GOAL: Report all lines from the entries below in which "государственных" appears.
=======
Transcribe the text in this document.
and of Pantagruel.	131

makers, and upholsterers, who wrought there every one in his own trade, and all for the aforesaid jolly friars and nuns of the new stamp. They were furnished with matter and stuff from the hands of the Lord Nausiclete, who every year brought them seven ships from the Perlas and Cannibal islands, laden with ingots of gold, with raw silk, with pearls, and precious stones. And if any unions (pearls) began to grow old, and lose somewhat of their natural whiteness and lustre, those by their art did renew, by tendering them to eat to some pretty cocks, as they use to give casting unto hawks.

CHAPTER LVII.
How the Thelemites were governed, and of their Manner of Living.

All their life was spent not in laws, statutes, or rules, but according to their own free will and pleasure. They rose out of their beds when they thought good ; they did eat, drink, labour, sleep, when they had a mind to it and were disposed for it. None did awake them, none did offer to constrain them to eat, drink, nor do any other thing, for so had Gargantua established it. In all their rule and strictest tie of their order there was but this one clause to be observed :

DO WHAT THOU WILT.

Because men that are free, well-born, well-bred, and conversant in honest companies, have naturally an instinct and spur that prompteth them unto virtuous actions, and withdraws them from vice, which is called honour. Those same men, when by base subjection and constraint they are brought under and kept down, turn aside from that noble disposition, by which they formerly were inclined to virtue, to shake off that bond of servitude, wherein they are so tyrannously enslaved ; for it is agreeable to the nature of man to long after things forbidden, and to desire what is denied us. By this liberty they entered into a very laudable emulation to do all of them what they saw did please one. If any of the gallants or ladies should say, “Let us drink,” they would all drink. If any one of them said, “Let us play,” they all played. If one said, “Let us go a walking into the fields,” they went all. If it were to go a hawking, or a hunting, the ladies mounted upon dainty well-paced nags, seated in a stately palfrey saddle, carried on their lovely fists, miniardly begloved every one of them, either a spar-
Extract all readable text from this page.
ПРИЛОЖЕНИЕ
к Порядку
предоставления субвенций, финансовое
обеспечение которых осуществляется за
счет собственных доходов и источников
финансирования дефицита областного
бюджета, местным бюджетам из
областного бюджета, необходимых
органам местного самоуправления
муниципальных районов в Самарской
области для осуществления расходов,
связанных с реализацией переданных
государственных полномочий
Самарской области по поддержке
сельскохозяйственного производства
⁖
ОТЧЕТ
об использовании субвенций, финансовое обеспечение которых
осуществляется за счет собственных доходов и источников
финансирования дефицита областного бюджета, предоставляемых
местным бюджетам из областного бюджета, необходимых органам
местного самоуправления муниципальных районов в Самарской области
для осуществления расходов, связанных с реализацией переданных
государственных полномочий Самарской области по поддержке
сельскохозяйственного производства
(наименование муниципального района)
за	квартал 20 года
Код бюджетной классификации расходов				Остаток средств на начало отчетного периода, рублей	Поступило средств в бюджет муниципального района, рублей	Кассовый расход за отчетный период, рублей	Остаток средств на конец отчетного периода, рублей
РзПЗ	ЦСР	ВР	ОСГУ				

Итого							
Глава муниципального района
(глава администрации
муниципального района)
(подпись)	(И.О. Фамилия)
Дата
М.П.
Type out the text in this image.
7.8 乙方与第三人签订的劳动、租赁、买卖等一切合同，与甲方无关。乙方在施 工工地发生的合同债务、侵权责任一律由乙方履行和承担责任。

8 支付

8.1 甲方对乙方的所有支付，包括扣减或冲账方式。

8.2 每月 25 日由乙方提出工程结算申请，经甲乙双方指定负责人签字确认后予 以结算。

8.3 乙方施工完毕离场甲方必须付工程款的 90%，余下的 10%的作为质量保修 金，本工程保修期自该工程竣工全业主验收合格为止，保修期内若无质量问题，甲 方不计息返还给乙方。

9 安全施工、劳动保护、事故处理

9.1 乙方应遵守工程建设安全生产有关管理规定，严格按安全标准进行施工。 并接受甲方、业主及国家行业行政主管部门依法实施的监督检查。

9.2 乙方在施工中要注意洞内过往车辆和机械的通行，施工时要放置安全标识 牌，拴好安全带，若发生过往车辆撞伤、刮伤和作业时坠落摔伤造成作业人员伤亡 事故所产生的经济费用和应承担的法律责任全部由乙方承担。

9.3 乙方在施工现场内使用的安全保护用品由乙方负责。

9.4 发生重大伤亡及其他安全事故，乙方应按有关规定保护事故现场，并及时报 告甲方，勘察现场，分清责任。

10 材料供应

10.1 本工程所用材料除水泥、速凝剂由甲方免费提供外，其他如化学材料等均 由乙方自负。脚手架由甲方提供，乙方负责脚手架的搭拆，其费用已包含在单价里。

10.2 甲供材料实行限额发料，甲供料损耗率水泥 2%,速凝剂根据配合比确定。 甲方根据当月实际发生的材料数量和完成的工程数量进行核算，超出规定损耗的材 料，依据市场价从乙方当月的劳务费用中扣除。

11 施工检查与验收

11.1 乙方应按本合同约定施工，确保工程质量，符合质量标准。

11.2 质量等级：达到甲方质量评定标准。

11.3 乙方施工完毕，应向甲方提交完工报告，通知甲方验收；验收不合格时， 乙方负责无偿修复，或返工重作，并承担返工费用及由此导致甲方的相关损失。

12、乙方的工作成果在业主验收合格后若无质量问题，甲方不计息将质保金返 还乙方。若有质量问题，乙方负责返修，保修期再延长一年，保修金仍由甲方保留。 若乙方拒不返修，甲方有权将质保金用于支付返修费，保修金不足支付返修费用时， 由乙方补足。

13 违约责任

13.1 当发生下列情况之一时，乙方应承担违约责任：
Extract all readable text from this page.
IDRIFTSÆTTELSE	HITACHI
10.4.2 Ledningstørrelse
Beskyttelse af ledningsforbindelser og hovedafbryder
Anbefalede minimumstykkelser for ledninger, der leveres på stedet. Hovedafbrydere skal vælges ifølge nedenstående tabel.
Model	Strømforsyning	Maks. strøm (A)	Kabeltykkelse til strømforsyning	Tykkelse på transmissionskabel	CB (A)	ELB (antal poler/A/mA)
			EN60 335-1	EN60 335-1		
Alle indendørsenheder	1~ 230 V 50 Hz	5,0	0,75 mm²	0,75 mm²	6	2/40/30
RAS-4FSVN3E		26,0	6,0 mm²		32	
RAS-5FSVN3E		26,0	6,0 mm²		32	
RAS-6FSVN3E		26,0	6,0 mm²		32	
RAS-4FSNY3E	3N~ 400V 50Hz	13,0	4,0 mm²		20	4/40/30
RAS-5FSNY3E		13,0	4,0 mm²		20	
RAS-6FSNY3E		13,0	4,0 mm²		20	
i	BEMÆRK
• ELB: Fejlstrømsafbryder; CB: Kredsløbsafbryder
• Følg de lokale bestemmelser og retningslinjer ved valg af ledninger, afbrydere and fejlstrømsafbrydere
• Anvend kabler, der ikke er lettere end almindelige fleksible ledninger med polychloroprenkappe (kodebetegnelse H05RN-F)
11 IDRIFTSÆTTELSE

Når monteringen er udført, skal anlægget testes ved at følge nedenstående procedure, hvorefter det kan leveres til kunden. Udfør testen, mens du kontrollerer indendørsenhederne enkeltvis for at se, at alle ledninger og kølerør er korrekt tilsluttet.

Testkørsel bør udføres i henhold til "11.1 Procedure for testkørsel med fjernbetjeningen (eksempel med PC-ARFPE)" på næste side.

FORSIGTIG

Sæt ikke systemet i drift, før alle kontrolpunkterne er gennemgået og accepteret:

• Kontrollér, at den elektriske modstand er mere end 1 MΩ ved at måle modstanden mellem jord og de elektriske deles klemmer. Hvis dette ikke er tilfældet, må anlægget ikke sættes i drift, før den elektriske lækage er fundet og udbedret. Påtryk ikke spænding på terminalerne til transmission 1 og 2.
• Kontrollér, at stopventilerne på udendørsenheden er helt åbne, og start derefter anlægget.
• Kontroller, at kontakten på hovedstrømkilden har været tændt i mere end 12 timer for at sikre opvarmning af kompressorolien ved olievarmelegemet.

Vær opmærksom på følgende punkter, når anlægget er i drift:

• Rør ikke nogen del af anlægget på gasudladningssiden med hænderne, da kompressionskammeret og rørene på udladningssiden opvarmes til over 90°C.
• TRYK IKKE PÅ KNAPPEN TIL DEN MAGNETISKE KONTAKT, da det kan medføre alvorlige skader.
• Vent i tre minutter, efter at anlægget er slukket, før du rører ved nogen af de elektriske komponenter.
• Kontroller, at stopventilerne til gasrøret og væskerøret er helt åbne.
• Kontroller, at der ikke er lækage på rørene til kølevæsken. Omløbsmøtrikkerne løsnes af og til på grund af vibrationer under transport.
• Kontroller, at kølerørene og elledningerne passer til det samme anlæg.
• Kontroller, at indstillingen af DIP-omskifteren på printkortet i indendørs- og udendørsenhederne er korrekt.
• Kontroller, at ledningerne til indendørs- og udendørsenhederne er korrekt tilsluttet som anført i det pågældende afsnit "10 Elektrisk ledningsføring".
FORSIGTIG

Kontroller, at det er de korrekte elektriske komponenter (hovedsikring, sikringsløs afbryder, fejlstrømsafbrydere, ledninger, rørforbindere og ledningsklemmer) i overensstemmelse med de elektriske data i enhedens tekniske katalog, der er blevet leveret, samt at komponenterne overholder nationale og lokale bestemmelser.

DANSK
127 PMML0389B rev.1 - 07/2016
=======
OUTPUT FOR THIS EXERCISE:
государственных полномочий
государственных полномочий Самарской области по поддержке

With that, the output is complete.